- **Stated goal**: Nothing but the lines from the line with "Read all visible content and emit it as JSON." through the end of the data is to be copied, and each is to be copied exactly.

- **Recorded information**:
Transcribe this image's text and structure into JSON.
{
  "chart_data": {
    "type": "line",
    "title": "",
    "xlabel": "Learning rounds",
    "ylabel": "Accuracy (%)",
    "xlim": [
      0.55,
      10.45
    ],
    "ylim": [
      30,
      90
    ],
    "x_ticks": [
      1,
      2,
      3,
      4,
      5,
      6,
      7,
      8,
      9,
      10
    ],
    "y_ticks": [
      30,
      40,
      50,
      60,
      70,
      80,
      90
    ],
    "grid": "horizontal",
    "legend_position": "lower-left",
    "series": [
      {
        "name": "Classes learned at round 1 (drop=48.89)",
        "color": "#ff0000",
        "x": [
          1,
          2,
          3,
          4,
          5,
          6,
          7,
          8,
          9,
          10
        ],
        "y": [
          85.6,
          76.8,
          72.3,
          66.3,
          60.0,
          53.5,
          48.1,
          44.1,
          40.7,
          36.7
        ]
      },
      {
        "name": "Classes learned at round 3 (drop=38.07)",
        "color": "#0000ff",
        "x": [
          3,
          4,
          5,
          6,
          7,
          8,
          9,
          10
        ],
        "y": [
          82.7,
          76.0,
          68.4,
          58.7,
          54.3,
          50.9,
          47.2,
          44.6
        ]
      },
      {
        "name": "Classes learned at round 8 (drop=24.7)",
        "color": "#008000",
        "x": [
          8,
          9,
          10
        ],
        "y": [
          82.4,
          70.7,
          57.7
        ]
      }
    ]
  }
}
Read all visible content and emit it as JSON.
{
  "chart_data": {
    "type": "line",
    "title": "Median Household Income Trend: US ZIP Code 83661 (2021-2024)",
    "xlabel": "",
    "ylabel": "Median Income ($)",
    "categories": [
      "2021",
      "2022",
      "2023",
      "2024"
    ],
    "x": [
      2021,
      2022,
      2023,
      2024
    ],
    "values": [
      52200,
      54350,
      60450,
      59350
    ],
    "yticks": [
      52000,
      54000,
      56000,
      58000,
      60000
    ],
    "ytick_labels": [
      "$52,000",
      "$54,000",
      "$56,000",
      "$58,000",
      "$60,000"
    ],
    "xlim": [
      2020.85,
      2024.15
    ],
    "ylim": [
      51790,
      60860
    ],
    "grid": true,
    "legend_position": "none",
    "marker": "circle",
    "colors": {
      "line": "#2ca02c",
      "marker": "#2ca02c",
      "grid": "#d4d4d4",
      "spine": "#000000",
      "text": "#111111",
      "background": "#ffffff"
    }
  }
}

- **Finished exercise**:
Read all visible content and emit it as JSON.
{
  "chart_data": {
    "type": "line",
    "title": "Median Household Income Trend: US ZIP Code 83661 (2021-2024)",
    "xlabel": "",
    "ylabel": "Median Income ($)",
    "categories": [
      "2021",
      "2022",
      "2023",
      "2024"
    ],
    "x": [
      2021,
      2022,
      2023,
      2024
    ],
    "values": [
      52200,
      54350,
      60450,
      59350
    ],
    "yticks": [
      52000,
      54000,
      56000,
      58000,
      60000
    ],
    "ytick_labels": [
      "$52,000",
      "$54,000",
      "$56,000",
      "$58,000",
      "$60,000"
    ],
    "xlim": [
      2020.85,
      2024.15
    ],
    "ylim": [
      51790,
      60860
    ],
    "grid": true,
    "legend_position": "none",
    "marker": "circle",
    "colors": {
      "line": "#2ca02c",
      "marker": "#2ca02c",
      "grid": "#d4d4d4",
      "spine": "#000000",
      "text": "#111111",
      "background": "#ffffff"
    }
  }
}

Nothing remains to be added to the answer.